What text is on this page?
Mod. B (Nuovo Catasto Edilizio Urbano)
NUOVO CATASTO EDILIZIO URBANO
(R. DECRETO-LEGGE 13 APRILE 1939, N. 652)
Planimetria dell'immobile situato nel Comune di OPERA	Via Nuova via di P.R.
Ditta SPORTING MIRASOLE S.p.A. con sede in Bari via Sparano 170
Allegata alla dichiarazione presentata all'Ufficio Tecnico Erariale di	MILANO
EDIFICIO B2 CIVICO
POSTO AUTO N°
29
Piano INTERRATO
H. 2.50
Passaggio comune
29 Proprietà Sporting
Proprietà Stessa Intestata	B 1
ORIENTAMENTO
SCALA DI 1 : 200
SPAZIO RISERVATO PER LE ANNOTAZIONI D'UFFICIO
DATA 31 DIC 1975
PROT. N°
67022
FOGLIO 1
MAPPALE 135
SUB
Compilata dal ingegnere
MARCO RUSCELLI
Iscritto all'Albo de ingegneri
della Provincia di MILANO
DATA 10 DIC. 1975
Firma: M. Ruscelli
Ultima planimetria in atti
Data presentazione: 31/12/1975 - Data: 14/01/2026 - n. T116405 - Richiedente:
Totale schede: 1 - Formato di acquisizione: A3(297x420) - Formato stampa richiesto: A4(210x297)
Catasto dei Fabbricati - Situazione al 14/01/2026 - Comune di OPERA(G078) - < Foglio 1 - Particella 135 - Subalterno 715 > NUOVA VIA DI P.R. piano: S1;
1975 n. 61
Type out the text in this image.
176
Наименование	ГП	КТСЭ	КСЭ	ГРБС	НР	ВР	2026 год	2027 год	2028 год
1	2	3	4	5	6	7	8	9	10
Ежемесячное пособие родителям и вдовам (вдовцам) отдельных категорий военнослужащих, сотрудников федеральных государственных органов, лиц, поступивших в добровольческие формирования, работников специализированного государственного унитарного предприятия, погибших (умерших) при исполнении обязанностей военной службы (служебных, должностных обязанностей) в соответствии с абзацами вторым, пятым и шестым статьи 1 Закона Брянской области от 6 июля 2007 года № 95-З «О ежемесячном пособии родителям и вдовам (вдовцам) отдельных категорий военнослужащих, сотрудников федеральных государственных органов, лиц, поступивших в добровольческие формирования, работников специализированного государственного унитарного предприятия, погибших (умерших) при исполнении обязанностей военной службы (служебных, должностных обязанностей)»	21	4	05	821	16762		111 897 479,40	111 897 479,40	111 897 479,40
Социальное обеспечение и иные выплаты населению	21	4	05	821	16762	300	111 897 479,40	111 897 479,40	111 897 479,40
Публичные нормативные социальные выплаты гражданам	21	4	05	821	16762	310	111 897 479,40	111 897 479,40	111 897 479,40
--------
PROBLEM DESCRIPTION | Copy all the lines above that hold the string "text".

EXERCISE RESULT |
What text is on this page?
Type out the text in this image.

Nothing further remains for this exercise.